** start **

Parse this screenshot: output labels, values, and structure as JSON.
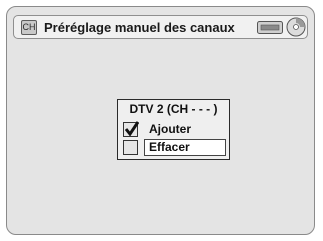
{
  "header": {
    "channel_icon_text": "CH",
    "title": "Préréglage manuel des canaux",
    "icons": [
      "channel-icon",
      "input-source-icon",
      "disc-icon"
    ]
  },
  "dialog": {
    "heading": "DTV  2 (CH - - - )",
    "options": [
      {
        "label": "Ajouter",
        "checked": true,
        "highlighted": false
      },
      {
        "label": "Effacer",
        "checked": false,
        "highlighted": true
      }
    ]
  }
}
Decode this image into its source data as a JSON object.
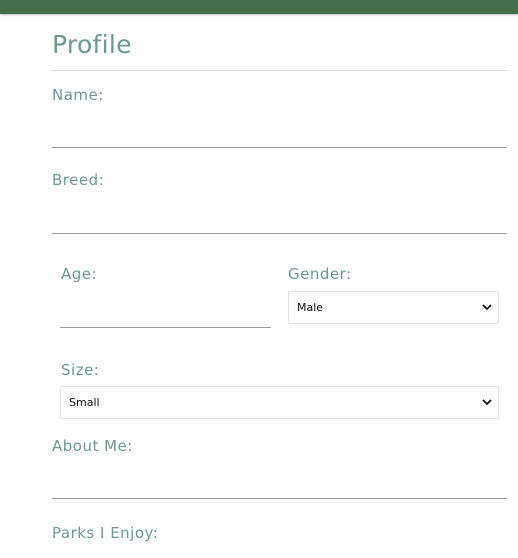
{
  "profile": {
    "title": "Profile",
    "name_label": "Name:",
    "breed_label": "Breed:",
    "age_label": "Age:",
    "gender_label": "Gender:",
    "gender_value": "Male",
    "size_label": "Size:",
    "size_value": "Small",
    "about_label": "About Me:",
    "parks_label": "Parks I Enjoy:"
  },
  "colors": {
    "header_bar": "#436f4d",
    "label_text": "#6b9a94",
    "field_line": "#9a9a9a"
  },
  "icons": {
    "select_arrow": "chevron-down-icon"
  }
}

** end **
** start **

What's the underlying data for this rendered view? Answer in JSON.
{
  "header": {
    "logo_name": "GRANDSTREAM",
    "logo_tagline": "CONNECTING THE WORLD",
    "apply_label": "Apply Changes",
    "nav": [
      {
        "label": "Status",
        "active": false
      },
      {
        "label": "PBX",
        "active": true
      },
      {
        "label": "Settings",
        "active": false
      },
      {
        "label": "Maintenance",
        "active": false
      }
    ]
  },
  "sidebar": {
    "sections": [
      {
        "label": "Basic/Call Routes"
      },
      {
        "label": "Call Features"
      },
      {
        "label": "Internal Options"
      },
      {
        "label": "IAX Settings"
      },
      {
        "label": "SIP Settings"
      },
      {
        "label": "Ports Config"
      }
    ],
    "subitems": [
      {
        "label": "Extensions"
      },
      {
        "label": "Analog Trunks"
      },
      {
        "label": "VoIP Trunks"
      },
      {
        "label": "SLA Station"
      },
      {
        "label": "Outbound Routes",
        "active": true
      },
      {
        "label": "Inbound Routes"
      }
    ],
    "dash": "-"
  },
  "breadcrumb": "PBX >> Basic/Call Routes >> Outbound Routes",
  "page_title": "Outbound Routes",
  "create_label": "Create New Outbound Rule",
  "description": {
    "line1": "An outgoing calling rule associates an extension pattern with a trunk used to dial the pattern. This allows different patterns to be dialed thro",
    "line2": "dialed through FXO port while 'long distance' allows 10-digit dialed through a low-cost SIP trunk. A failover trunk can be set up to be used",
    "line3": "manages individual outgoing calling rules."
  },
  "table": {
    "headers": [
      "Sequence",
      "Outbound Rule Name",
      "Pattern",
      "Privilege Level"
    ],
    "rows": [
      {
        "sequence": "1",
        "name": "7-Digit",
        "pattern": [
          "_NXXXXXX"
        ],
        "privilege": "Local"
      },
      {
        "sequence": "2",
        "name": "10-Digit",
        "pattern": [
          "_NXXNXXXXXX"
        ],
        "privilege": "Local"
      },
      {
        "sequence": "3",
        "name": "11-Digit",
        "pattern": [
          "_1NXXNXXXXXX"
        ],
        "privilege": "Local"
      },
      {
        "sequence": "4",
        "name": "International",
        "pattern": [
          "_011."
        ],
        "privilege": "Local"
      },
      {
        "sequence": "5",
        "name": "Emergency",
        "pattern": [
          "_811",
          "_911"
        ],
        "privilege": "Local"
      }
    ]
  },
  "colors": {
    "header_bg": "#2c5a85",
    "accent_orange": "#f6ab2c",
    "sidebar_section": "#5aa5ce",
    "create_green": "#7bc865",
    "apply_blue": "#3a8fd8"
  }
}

** end **
** start **

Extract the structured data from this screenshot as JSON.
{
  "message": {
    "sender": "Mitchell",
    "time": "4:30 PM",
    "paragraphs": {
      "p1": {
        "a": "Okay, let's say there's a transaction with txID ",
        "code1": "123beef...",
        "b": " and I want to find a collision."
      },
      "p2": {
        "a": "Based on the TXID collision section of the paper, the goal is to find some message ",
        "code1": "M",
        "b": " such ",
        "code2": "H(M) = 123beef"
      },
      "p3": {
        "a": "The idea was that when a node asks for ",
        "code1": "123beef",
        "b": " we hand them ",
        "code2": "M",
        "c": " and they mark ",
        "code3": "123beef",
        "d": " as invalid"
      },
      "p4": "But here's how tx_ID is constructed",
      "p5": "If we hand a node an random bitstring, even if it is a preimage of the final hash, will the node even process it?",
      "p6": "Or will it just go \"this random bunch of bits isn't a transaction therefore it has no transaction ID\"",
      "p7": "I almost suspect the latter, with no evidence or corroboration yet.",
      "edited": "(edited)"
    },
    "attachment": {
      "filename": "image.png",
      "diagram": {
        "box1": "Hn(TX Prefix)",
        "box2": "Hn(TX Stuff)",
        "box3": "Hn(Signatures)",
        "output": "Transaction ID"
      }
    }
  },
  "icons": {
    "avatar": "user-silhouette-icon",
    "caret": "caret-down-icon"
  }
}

** end **

Exercise goal: Report how many lines of the records above contain the word "outgoing", and give only that number.

Final answer: 2